[Data excerpts]
** BEGIN **

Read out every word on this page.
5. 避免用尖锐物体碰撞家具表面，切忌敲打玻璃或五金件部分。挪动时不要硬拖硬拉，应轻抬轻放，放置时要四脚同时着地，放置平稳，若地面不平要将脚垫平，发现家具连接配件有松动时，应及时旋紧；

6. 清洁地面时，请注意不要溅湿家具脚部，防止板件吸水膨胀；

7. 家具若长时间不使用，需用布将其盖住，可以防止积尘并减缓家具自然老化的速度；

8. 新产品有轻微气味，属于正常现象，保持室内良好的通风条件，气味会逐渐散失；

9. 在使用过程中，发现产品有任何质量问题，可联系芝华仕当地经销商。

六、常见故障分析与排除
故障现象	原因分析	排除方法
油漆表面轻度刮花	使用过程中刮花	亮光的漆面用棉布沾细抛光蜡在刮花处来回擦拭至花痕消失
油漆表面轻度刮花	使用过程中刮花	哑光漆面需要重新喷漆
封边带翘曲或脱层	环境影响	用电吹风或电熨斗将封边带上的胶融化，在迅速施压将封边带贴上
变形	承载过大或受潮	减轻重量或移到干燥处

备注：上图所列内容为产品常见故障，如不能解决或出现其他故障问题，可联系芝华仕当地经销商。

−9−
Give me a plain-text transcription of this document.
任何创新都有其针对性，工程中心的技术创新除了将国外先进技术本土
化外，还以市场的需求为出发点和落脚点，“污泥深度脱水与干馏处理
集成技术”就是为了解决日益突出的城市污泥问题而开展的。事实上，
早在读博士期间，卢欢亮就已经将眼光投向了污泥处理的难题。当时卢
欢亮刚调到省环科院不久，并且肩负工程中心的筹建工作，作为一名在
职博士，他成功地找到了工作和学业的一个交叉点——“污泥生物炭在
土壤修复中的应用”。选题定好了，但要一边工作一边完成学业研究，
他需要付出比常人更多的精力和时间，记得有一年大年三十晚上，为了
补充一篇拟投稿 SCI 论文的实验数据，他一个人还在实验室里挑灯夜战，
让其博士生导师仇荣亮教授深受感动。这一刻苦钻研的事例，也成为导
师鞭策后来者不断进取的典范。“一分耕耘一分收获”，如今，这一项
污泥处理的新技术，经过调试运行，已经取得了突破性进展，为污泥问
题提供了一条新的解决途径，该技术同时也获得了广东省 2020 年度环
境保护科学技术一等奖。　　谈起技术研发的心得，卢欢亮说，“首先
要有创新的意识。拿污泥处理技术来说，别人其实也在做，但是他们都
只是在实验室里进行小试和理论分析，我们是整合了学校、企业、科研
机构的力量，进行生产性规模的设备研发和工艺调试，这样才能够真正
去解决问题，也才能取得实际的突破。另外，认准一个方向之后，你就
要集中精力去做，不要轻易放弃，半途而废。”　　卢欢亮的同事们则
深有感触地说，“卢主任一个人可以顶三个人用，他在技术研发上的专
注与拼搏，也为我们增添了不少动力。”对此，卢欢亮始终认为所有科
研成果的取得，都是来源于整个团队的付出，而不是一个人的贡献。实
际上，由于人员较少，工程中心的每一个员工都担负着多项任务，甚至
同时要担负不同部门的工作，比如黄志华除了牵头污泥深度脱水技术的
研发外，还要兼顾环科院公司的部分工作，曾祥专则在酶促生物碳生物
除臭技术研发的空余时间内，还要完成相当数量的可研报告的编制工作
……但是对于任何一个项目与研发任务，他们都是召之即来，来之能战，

** END **

### PROBLEM
Quote the data in full, keeping each word unchanged.

### ANSWER TO THIS PROBLEM
Read out every word on this page.
5. 避免用尖锐物体碰撞家具表面，切忌敲打玻璃或五金件部分。挪动时不要硬拖硬拉，应轻抬轻放，放置时要四脚同时着地，放置平稳，若地面不平要将脚垫平，发现家具连接配件有松动时，应及时旋紧；

6. 清洁地面时，请注意不要溅湿家具脚部，防止板件吸水膨胀；

7. 家具若长时间不使用，需用布将其盖住，可以防止积尘并减缓家具自然老化的速度；

8. 新产品有轻微气味，属于正常现象，保持室内良好的通风条件，气味会逐渐散失；

9. 在使用过程中，发现产品有任何质量问题，可联系芝华仕当地经销商。

六、常见故障分析与排除
故障现象	原因分析	排除方法
油漆表面轻度刮花	使用过程中刮花	亮光的漆面用棉布沾细抛光蜡在刮花处来回擦拭至花痕消失
油漆表面轻度刮花	使用过程中刮花	哑光漆面需要重新喷漆
封边带翘曲或脱层	环境影响	用电吹风或电熨斗将封边带上的胶融化，在迅速施压将封边带贴上
变形	承载过大或受潮	减轻重量或移到干燥处

备注：上图所列内容为产品常见故障，如不能解决或出现其他故障问题，可联系芝华仕当地经销商。

−9−
Give me a plain-text transcription of this document.
任何创新都有其针对性，工程中心的技术创新除了将国外先进技术本土
化外，还以市场的需求为出发点和落脚点，“污泥深度脱水与干馏处理
集成技术”就是为了解决日益突出的城市污泥问题而开展的。事实上，
早在读博士期间，卢欢亮就已经将眼光投向了污泥处理的难题。当时卢
欢亮刚调到省环科院不久，并且肩负工程中心的筹建工作，作为一名在
职博士，他成功地找到了工作和学业的一个交叉点——“污泥生物炭在
土壤修复中的应用”。选题定好了，但要一边工作一边完成学业研究，
他需要付出比常人更多的精力和时间，记得有一年大年三十晚上，为了
补充一篇拟投稿 SCI 论文的实验数据，他一个人还在实验室里挑灯夜战，
让其博士生导师仇荣亮教授深受感动。这一刻苦钻研的事例，也成为导
师鞭策后来者不断进取的典范。“一分耕耘一分收获”，如今，这一项
污泥处理的新技术，经过调试运行，已经取得了突破性进展，为污泥问
题提供了一条新的解决途径，该技术同时也获得了广东省 2020 年度环
境保护科学技术一等奖。　　谈起技术研发的心得，卢欢亮说，“首先
要有创新的意识。拿污泥处理技术来说，别人其实也在做，但是他们都
只是在实验室里进行小试和理论分析，我们是整合了学校、企业、科研
机构的力量，进行生产性规模的设备研发和工艺调试，这样才能够真正
去解决问题，也才能取得实际的突破。另外，认准一个方向之后，你就
要集中精力去做，不要轻易放弃，半途而废。”　　卢欢亮的同事们则
深有感触地说，“卢主任一个人可以顶三个人用，他在技术研发上的专
注与拼搏，也为我们增添了不少动力。”对此，卢欢亮始终认为所有科
研成果的取得，都是来源于整个团队的付出，而不是一个人的贡献。实
际上，由于人员较少，工程中心的每一个员工都担负着多项任务，甚至
同时要担负不同部门的工作，比如黄志华除了牵头污泥深度脱水技术的
研发外，还要兼顾环科院公司的部分工作，曾祥专则在酶促生物碳生物
除臭技术研发的空余时间内，还要完成相当数量的可研报告的编制工作
……但是对于任何一个项目与研发任务，他们都是召之即来，来之能战，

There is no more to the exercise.